▸ **Problem description**: Extract the lines that hold the string "title".

* Begin *

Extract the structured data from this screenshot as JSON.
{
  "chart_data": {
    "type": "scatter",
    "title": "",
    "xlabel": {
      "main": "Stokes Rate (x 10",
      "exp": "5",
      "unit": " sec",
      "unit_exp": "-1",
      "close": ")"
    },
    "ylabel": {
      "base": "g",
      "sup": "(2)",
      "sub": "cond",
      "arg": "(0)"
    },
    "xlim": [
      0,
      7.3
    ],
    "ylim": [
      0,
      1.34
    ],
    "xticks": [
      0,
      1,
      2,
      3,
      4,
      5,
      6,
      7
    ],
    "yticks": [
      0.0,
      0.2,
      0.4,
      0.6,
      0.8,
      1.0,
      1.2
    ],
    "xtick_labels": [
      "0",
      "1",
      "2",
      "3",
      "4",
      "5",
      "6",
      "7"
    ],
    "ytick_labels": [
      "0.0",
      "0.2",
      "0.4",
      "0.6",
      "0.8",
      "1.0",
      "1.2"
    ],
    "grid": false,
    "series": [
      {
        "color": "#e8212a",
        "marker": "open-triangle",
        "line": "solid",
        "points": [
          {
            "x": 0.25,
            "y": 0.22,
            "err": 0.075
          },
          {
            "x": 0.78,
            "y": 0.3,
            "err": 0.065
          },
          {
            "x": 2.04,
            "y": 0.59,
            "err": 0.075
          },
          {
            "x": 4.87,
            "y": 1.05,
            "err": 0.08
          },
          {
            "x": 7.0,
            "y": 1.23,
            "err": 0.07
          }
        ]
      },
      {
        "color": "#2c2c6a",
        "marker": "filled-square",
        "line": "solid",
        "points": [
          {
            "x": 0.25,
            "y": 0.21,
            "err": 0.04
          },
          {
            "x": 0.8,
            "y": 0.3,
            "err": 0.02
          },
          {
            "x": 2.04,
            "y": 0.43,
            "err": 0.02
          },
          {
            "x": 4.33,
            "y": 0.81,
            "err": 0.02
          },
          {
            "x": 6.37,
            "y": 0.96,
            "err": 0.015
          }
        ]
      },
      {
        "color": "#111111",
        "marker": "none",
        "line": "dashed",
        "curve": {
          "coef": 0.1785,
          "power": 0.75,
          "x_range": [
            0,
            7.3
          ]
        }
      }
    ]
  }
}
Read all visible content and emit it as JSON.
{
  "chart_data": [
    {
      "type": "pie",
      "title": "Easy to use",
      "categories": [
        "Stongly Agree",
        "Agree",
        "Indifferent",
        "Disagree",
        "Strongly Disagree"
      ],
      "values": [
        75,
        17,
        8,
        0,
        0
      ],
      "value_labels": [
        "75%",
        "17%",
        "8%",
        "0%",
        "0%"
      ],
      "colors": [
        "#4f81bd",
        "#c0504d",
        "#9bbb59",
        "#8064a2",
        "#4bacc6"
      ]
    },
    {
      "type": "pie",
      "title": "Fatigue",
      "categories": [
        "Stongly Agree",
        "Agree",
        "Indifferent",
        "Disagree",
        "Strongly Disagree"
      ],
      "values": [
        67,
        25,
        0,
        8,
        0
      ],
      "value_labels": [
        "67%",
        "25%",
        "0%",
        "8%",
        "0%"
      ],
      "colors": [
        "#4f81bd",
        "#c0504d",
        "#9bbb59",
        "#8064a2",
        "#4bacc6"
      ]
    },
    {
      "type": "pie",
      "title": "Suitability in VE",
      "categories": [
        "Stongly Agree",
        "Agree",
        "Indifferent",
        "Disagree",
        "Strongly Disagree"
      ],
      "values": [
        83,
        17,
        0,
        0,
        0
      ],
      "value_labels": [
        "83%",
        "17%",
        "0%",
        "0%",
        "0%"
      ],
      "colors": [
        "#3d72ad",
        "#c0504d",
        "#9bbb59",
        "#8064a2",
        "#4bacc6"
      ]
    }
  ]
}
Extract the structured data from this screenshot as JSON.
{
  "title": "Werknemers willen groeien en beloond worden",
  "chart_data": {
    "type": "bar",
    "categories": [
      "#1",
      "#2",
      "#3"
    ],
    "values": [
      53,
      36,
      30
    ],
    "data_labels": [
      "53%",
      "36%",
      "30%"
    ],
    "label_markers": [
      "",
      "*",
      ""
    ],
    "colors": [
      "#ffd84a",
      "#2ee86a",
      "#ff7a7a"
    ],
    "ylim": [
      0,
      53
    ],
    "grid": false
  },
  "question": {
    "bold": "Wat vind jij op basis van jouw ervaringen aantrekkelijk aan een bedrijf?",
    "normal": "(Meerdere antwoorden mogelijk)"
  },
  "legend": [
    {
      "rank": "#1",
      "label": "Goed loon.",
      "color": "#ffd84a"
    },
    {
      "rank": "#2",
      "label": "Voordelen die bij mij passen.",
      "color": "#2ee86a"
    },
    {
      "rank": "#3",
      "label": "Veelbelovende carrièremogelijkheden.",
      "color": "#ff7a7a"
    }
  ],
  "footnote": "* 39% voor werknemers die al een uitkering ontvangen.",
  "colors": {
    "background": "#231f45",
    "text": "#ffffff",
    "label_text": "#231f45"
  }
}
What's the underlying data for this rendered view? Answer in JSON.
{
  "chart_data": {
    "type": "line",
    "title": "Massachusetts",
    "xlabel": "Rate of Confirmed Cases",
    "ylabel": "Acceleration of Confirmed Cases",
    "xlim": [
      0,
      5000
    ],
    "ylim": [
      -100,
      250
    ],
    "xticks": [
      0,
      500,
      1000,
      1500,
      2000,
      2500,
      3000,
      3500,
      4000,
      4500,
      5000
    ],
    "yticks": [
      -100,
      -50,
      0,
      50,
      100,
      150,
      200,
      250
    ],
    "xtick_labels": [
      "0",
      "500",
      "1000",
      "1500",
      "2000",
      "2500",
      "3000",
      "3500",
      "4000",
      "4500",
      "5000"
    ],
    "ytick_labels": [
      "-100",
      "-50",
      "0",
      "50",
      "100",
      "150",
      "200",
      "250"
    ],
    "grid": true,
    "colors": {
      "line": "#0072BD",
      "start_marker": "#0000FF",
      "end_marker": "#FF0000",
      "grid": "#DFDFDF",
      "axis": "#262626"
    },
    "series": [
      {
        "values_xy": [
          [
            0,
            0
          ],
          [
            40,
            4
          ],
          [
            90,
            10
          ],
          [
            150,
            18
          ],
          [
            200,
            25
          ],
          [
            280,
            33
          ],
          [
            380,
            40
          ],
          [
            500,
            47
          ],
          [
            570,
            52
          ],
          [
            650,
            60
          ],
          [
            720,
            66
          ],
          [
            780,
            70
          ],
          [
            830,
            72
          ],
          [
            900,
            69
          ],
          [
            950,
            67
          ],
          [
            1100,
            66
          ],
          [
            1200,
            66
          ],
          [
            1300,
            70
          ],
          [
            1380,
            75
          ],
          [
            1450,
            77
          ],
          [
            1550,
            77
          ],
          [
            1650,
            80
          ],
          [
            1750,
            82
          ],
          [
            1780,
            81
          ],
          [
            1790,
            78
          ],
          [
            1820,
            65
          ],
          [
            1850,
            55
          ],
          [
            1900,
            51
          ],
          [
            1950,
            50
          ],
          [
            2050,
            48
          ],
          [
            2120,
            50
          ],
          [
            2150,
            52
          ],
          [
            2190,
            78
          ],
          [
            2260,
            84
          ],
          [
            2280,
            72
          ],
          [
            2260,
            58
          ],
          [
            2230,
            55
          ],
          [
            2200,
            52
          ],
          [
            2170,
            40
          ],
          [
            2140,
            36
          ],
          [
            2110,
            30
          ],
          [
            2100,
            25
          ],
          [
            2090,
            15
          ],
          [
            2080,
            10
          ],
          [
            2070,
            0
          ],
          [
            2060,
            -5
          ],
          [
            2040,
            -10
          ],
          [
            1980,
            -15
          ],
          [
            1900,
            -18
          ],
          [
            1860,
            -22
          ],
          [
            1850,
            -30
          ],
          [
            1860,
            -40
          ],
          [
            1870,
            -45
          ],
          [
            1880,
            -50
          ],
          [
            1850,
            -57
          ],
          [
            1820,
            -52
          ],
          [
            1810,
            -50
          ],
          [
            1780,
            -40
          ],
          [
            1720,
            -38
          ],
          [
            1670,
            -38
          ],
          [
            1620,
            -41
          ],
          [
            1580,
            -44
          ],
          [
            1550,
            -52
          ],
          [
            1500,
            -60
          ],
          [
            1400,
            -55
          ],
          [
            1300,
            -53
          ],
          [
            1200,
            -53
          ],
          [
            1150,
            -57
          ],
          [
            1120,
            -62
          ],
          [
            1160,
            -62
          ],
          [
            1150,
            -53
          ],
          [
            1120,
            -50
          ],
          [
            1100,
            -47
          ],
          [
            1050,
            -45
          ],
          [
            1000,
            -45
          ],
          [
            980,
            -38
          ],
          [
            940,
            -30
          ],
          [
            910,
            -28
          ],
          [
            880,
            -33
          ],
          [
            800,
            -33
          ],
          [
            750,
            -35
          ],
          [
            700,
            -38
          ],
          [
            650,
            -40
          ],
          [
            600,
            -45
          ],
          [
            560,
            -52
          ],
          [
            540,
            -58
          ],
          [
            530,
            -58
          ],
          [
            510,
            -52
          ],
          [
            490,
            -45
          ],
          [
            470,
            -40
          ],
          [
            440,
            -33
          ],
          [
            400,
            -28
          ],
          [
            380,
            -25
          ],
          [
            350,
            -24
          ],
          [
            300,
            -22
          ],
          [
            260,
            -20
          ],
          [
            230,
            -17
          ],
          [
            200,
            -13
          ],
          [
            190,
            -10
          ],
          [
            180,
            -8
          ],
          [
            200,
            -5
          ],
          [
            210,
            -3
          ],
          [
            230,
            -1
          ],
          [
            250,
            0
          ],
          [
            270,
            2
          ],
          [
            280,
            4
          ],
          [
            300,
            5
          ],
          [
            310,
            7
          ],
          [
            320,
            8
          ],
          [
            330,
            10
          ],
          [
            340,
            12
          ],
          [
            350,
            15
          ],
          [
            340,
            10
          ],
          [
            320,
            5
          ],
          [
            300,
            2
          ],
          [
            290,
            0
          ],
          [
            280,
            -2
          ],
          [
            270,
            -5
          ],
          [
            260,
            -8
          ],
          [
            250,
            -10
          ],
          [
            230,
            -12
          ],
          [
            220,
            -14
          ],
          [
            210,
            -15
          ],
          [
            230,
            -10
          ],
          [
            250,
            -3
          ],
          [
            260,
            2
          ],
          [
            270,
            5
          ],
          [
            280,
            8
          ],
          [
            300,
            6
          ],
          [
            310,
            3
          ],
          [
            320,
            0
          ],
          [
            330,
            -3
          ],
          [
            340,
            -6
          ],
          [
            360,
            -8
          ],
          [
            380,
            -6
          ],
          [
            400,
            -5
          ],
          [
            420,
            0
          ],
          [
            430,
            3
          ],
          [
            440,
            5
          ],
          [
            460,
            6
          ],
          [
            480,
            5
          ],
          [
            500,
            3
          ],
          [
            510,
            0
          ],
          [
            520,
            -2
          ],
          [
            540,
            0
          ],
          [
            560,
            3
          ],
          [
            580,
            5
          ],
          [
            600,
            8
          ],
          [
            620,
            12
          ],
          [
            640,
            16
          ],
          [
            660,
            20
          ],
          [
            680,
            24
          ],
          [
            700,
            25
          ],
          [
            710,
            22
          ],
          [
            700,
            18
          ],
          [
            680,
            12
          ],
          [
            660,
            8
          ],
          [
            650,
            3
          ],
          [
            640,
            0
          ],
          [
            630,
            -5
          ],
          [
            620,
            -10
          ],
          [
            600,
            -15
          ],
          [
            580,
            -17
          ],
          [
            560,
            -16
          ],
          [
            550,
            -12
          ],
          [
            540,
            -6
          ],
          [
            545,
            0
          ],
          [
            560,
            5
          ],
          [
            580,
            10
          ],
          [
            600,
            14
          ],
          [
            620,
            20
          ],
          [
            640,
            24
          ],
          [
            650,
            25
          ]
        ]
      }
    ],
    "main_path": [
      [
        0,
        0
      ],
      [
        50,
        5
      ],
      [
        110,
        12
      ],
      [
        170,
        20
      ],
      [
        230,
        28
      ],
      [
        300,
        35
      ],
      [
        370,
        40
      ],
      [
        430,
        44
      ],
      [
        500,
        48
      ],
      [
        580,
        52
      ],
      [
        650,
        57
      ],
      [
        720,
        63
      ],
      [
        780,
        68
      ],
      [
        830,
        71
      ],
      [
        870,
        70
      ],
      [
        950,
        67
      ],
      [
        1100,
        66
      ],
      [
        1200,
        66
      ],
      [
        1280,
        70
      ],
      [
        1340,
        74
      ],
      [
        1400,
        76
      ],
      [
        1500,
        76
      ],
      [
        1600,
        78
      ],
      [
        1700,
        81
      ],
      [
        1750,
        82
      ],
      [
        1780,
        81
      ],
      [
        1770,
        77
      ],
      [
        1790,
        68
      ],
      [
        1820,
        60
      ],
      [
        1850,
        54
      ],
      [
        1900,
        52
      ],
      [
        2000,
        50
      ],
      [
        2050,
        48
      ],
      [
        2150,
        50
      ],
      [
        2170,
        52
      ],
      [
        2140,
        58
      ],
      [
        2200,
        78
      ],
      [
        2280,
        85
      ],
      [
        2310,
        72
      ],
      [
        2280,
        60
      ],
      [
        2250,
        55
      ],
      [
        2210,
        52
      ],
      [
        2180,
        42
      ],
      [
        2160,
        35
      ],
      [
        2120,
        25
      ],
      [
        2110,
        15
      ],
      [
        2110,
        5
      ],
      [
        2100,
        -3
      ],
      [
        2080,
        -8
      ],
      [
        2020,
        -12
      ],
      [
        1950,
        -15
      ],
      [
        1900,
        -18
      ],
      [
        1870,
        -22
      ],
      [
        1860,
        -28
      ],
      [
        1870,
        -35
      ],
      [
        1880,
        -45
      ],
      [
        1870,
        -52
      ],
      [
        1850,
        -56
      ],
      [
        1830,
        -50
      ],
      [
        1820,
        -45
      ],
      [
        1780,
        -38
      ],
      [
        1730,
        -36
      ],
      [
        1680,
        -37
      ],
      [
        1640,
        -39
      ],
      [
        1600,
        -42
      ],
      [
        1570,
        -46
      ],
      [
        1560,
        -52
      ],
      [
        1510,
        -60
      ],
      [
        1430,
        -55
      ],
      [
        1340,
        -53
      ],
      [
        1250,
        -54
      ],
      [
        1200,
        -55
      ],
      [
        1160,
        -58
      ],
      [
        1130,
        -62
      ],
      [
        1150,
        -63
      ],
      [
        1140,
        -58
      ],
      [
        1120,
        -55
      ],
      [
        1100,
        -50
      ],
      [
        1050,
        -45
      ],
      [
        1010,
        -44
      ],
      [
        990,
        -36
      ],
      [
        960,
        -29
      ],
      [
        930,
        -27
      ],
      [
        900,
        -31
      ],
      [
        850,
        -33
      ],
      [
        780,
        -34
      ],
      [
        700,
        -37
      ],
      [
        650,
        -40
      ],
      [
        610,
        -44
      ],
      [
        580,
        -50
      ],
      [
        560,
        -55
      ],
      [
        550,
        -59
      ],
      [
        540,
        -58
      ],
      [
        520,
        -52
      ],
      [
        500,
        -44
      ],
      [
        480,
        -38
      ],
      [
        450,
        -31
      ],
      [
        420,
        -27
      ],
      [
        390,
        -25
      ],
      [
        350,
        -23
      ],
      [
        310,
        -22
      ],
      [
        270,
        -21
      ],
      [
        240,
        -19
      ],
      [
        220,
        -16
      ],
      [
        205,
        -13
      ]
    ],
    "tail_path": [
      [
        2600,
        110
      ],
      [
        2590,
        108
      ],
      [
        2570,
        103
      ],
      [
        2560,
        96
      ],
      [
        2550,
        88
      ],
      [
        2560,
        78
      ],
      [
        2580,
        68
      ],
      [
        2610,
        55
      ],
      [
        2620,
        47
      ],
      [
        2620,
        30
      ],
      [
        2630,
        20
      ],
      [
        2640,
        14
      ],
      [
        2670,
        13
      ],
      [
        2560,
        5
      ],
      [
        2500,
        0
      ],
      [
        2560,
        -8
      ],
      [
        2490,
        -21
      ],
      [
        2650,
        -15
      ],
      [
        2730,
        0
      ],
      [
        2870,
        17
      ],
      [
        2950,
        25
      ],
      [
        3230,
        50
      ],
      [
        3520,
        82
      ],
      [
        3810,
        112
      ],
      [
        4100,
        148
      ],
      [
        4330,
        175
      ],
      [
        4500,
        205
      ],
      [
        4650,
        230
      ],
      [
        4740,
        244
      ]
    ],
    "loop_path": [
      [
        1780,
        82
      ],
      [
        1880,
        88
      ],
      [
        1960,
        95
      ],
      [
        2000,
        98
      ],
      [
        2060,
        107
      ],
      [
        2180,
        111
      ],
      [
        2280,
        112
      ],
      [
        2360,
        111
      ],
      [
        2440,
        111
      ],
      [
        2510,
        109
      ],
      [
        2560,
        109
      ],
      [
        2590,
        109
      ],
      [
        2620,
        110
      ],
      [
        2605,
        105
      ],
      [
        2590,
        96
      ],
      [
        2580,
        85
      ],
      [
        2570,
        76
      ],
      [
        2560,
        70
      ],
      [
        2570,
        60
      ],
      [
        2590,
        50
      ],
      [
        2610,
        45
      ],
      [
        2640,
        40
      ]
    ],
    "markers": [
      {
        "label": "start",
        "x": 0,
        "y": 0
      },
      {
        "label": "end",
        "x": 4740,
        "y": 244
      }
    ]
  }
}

* End *

▸ **Completed exercise**:
    "title": "",
      "title": "Easy to use",
      "title": "Fatigue",
      "title": "Suitability in VE",
  "title": "Werknemers willen groeien en beloond worden",
    "title": "Massachusetts",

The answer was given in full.